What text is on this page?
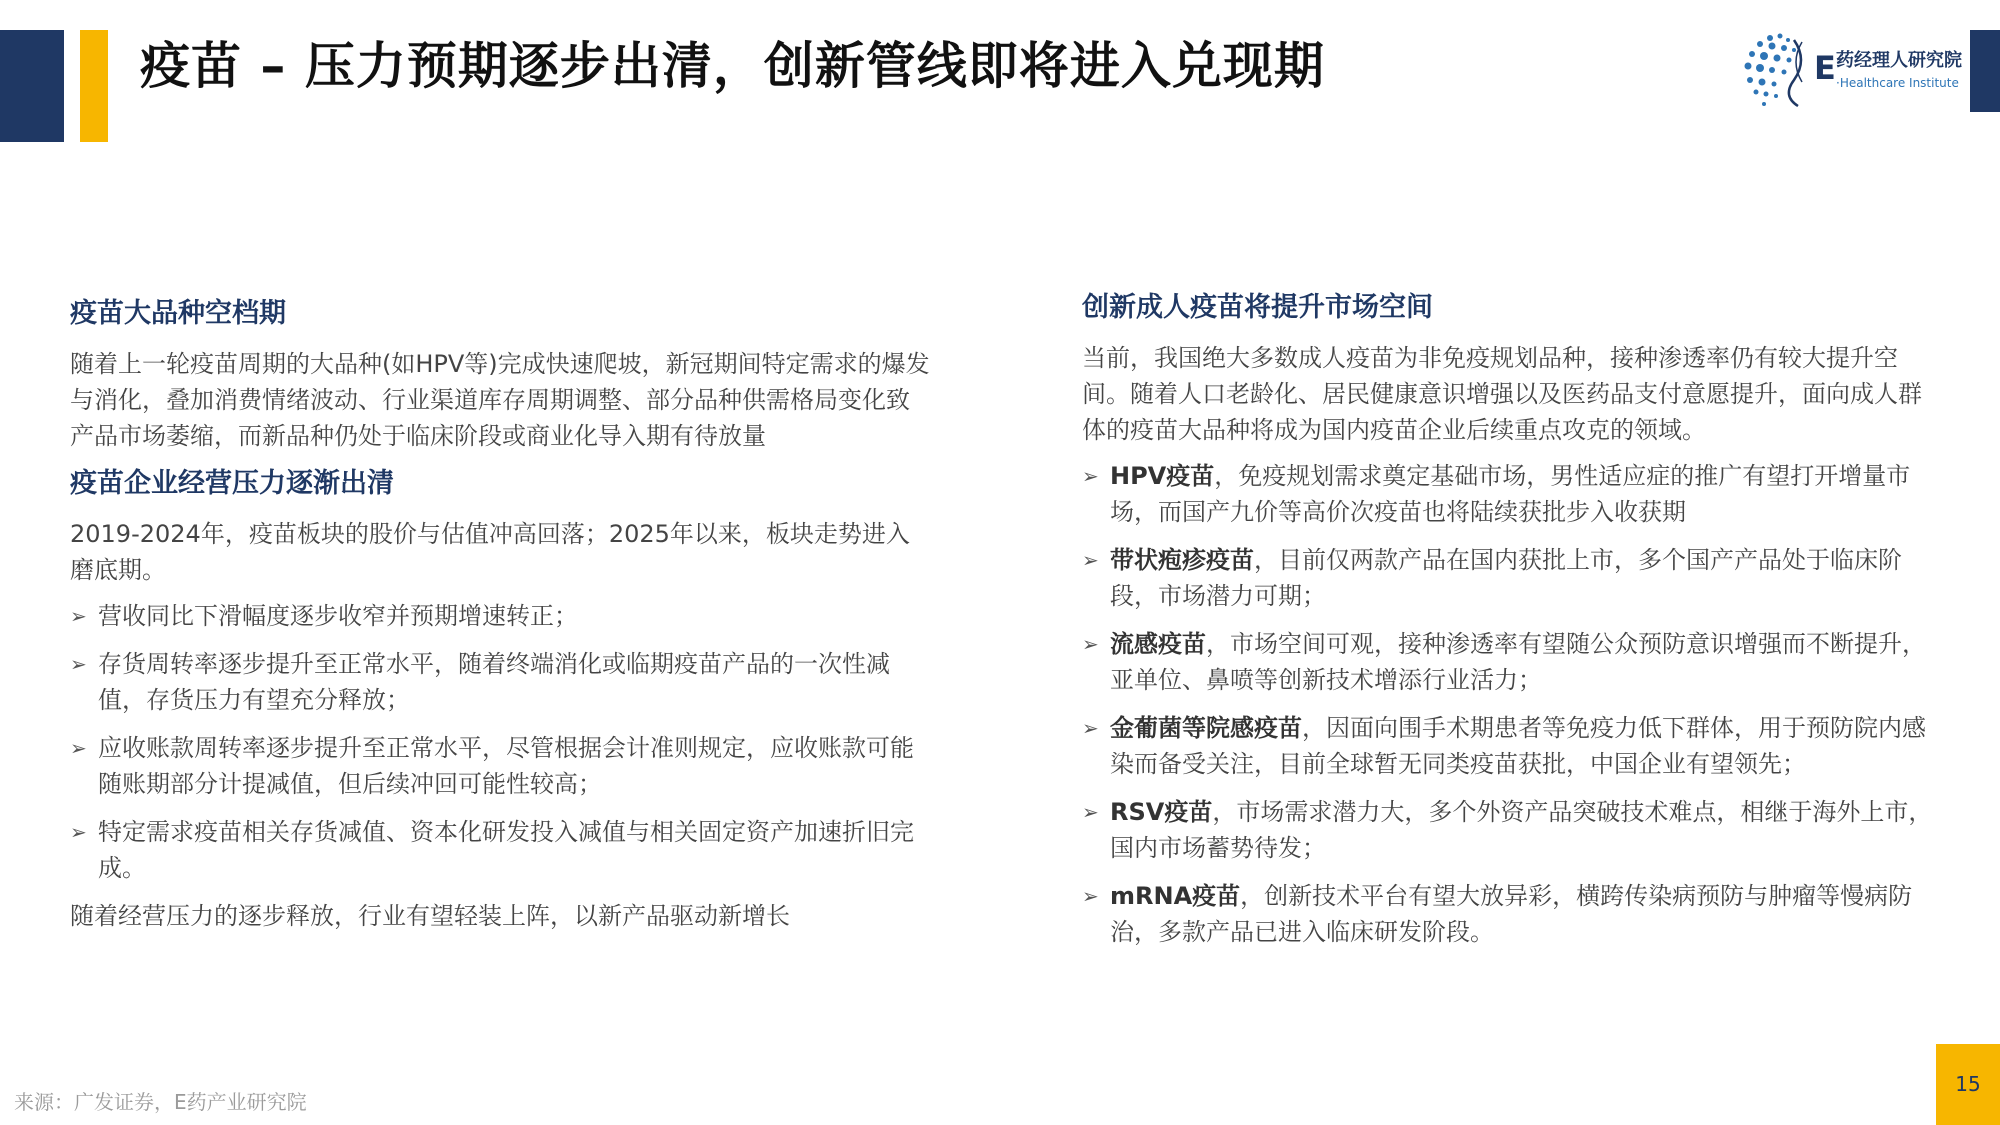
疫苗 – 压力预期逐步出清，创新管线即将进入兑现期	E 药经理人研究院
·Healthcare Institute
疫苗大品种空档期
随着上一轮疫苗周期的大品种(如HPV等)完成快速爬坡，新冠期间特定需求的爆发与消化，叠加消费情绪波动、行业渠道库存周期调整、部分品种供需格局变化致产品市场萎缩，而新品种仍处于临床阶段或商业化导入期有待放量
疫苗企业经营压力逐渐出清
2019-2024年，疫苗板块的股价与估值冲高回落；2025年以来，板块走势进入磨底期。
➢ 营收同比下滑幅度逐步收窄并预期增速转正；
➢ 存货周转率逐步提升至正常水平，随着终端消化或临期疫苗产品的一次性减值，存货压力有望充分释放；
➢ 应收账款周转率逐步提升至正常水平，尽管根据会计准则规定，应收账款可能随账期部分计提减值，但后续冲回可能性较高；
➢ 特定需求疫苗相关存货减值、资本化研发投入减值与相关固定资产加速折旧完成。
随着经营压力的逐步释放，行业有望轻装上阵，以新产品驱动新增长
创新成人疫苗将提升市场空间
当前，我国绝大多数成人疫苗为非免疫规划品种，接种渗透率仍有较大提升空间。随着人口老龄化、居民健康意识增强以及医药品支付意愿提升，面向成人群体的疫苗大品种将成为国内疫苗企业后续重点攻克的领域。
➢ HPV疫苗，免疫规划需求奠定基础市场，男性适应症的推广有望打开增量市场，而国产九价等高价次疫苗也将陆续获批步入收获期
➢ 带状疱疹疫苗，目前仅两款产品在国内获批上市，多个国产产品处于临床阶段，市场潜力可期；
➢ 流感疫苗，市场空间可观，接种渗透率有望随公众预防意识增强而不断提升，亚单位、鼻喷等创新技术增添行业活力；
➢ 金葡菌等院感疫苗，因面向围手术期患者等免疫力低下群体，用于预防院内感染而备受关注，目前全球暂无同类疫苗获批，中国企业有望领先；
➢ RSV疫苗，市场需求潜力大，多个外资产品突破技术难点，相继于海外上市，国内市场蓄势待发；
➢ mRNA疫苗，创新技术平台有望大放异彩，横跨传染病预防与肿瘤等慢病防治，多款产品已进入临床研发阶段。
来源：广发证券，E药产业研究院
15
============================================================
* What you have to do
All entries must be output exactly as they stand, and every picture must be left out.

* Your response
What text is on this page?
疫苗 – 压力预期逐步出清，创新管线即将进入兑现期	E 药经理人研究院
·Healthcare Institute
疫苗大品种空档期
随着上一轮疫苗周期的大品种(如HPV等)完成快速爬坡，新冠期间特定需求的爆发与消化，叠加消费情绪波动、行业渠道库存周期调整、部分品种供需格局变化致产品市场萎缩，而新品种仍处于临床阶段或商业化导入期有待放量
疫苗企业经营压力逐渐出清
2019-2024年，疫苗板块的股价与估值冲高回落；2025年以来，板块走势进入磨底期。
➢ 营收同比下滑幅度逐步收窄并预期增速转正；
➢ 存货周转率逐步提升至正常水平，随着终端消化或临期疫苗产品的一次性减值，存货压力有望充分释放；
➢ 应收账款周转率逐步提升至正常水平，尽管根据会计准则规定，应收账款可能随账期部分计提减值，但后续冲回可能性较高；
➢ 特定需求疫苗相关存货减值、资本化研发投入减值与相关固定资产加速折旧完成。
随着经营压力的逐步释放，行业有望轻装上阵，以新产品驱动新增长
创新成人疫苗将提升市场空间
当前，我国绝大多数成人疫苗为非免疫规划品种，接种渗透率仍有较大提升空间。随着人口老龄化、居民健康意识增强以及医药品支付意愿提升，面向成人群体的疫苗大品种将成为国内疫苗企业后续重点攻克的领域。
➢ HPV疫苗，免疫规划需求奠定基础市场，男性适应症的推广有望打开增量市场，而国产九价等高价次疫苗也将陆续获批步入收获期
➢ 带状疱疹疫苗，目前仅两款产品在国内获批上市，多个国产产品处于临床阶段，市场潜力可期；
➢ 流感疫苗，市场空间可观，接种渗透率有望随公众预防意识增强而不断提升，亚单位、鼻喷等创新技术增添行业活力；
➢ 金葡菌等院感疫苗，因面向围手术期患者等免疫力低下群体，用于预防院内感染而备受关注，目前全球暂无同类疫苗获批，中国企业有望领先；
➢ RSV疫苗，市场需求潜力大，多个外资产品突破技术难点，相继于海外上市，国内市场蓄势待发；
➢ mRNA疫苗，创新技术平台有望大放异彩，横跨传染病预防与肿瘤等慢病防治，多款产品已进入临床研发阶段。
来源：广发证券，E药产业研究院
15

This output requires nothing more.